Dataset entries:
+++++

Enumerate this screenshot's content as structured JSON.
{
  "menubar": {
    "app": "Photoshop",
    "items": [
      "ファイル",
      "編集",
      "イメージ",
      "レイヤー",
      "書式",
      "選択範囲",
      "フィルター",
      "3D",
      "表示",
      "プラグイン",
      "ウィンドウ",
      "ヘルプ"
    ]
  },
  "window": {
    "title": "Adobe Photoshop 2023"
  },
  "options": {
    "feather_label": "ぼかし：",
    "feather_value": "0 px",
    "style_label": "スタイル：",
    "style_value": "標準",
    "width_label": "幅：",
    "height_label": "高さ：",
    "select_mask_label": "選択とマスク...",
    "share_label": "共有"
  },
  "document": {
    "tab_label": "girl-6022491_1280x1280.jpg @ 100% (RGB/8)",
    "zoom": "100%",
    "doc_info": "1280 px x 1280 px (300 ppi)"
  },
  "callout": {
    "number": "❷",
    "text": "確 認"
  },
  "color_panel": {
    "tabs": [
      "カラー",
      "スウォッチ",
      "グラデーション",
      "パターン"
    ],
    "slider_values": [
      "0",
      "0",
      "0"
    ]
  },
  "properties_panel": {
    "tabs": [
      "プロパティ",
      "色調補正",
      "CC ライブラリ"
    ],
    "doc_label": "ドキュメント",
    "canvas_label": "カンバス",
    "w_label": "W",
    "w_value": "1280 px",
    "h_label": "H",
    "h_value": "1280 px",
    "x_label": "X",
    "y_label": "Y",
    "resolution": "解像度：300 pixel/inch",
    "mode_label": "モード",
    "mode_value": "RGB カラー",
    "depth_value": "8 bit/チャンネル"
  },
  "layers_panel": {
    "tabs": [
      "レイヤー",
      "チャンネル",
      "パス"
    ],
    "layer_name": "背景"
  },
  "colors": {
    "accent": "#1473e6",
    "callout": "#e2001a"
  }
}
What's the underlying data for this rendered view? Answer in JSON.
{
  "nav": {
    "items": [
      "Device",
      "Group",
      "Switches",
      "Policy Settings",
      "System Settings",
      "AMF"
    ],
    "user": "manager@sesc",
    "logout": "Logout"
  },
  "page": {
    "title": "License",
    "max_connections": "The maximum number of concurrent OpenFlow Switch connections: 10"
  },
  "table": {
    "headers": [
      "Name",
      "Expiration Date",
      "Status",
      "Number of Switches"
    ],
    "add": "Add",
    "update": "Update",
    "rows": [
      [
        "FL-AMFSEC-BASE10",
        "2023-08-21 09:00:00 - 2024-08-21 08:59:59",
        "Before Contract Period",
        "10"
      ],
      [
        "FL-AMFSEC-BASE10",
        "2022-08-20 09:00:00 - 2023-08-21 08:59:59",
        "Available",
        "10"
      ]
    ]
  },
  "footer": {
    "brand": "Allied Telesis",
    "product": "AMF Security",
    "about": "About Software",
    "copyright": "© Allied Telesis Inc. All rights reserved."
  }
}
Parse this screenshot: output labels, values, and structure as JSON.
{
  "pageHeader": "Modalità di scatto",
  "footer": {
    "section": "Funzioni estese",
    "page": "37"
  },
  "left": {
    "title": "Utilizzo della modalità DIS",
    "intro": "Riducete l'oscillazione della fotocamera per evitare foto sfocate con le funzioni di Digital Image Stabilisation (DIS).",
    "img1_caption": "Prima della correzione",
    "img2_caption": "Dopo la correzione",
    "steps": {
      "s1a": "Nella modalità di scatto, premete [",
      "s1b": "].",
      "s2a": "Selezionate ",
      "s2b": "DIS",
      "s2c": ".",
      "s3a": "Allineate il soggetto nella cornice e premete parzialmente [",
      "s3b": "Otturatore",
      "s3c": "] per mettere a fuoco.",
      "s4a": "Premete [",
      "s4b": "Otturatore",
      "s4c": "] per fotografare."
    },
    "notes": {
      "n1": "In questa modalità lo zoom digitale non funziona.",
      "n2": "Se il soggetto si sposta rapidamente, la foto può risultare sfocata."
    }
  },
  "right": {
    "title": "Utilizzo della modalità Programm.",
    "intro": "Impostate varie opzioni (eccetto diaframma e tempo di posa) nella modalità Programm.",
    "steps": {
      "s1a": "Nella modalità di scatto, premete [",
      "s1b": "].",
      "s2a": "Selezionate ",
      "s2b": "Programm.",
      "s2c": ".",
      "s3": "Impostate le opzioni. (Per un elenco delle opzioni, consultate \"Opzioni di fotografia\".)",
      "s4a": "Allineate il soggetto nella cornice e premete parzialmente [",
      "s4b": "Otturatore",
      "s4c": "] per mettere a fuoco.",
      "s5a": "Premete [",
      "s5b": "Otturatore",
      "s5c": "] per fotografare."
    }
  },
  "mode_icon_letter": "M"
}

+++++

__What to do__. Without omitting anything, output the entries exactly.

__Written solution__.
Enumerate this screenshot's content as structured JSON.
{
  "menubar": {
    "app": "Photoshop",
    "items": [
      "ファイル",
      "編集",
      "イメージ",
      "レイヤー",
      "書式",
      "選択範囲",
      "フィルター",
      "3D",
      "表示",
      "プラグイン",
      "ウィンドウ",
      "ヘルプ"
    ]
  },
  "window": {
    "title": "Adobe Photoshop 2023"
  },
  "options": {
    "feather_label": "ぼかし：",
    "feather_value": "0 px",
    "style_label": "スタイル：",
    "style_value": "標準",
    "width_label": "幅：",
    "height_label": "高さ：",
    "select_mask_label": "選択とマスク...",
    "share_label": "共有"
  },
  "document": {
    "tab_label": "girl-6022491_1280x1280.jpg @ 100% (RGB/8)",
    "zoom": "100%",
    "doc_info": "1280 px x 1280 px (300 ppi)"
  },
  "callout": {
    "number": "❷",
    "text": "確 認"
  },
  "color_panel": {
    "tabs": [
      "カラー",
      "スウォッチ",
      "グラデーション",
      "パターン"
    ],
    "slider_values": [
      "0",
      "0",
      "0"
    ]
  },
  "properties_panel": {
    "tabs": [
      "プロパティ",
      "色調補正",
      "CC ライブラリ"
    ],
    "doc_label": "ドキュメント",
    "canvas_label": "カンバス",
    "w_label": "W",
    "w_value": "1280 px",
    "h_label": "H",
    "h_value": "1280 px",
    "x_label": "X",
    "y_label": "Y",
    "resolution": "解像度：300 pixel/inch",
    "mode_label": "モード",
    "mode_value": "RGB カラー",
    "depth_value": "8 bit/チャンネル"
  },
  "layers_panel": {
    "tabs": [
      "レイヤー",
      "チャンネル",
      "パス"
    ],
    "layer_name": "背景"
  },
  "colors": {
    "accent": "#1473e6",
    "callout": "#e2001a"
  }
}
What's the underlying data for this rendered view? Answer in JSON.
{
  "nav": {
    "items": [
      "Device",
      "Group",
      "Switches",
      "Policy Settings",
      "System Settings",
      "AMF"
    ],
    "user": "manager@sesc",
    "logout": "Logout"
  },
  "page": {
    "title": "License",
    "max_connections": "The maximum number of concurrent OpenFlow Switch connections: 10"
  },
  "table": {
    "headers": [
      "Name",
      "Expiration Date",
      "Status",
      "Number of Switches"
    ],
    "add": "Add",
    "update": "Update",
    "rows": [
      [
        "FL-AMFSEC-BASE10",
        "2023-08-21 09:00:00 - 2024-08-21 08:59:59",
        "Before Contract Period",
        "10"
      ],
      [
        "FL-AMFSEC-BASE10",
        "2022-08-20 09:00:00 - 2023-08-21 08:59:59",
        "Available",
        "10"
      ]
    ]
  },
  "footer": {
    "brand": "Allied Telesis",
    "product": "AMF Security",
    "about": "About Software",
    "copyright": "© Allied Telesis Inc. All rights reserved."
  }
}
Parse this screenshot: output labels, values, and structure as JSON.
{
  "pageHeader": "Modalità di scatto",
  "footer": {
    "section": "Funzioni estese",
    "page": "37"
  },
  "left": {
    "title": "Utilizzo della modalità DIS",
    "intro": "Riducete l'oscillazione della fotocamera per evitare foto sfocate con le funzioni di Digital Image Stabilisation (DIS).",
    "img1_caption": "Prima della correzione",
    "img2_caption": "Dopo la correzione",
    "steps": {
      "s1a": "Nella modalità di scatto, premete [",
      "s1b": "].",
      "s2a": "Selezionate ",
      "s2b": "DIS",
      "s2c": ".",
      "s3a": "Allineate il soggetto nella cornice e premete parzialmente [",
      "s3b": "Otturatore",
      "s3c": "] per mettere a fuoco.",
      "s4a": "Premete [",
      "s4b": "Otturatore",
      "s4c": "] per fotografare."
    },
    "notes": {
      "n1": "In questa modalità lo zoom digitale non funziona.",
      "n2": "Se il soggetto si sposta rapidamente, la foto può risultare sfocata."
    }
  },
  "right": {
    "title": "Utilizzo della modalità Programm.",
    "intro": "Impostate varie opzioni (eccetto diaframma e tempo di posa) nella modalità Programm.",
    "steps": {
      "s1a": "Nella modalità di scatto, premete [",
      "s1b": "].",
      "s2a": "Selezionate ",
      "s2b": "Programm.",
      "s2c": ".",
      "s3": "Impostate le opzioni. (Per un elenco delle opzioni, consultate \"Opzioni di fotografia\".)",
      "s4a": "Allineate il soggetto nella cornice e premete parzialmente [",
      "s4b": "Otturatore",
      "s4c": "] per mettere a fuoco.",
      "s5a": "Premete [",
      "s5b": "Otturatore",
      "s5c": "] per fotografare."
    }
  },
  "mode_icon_letter": "M"
}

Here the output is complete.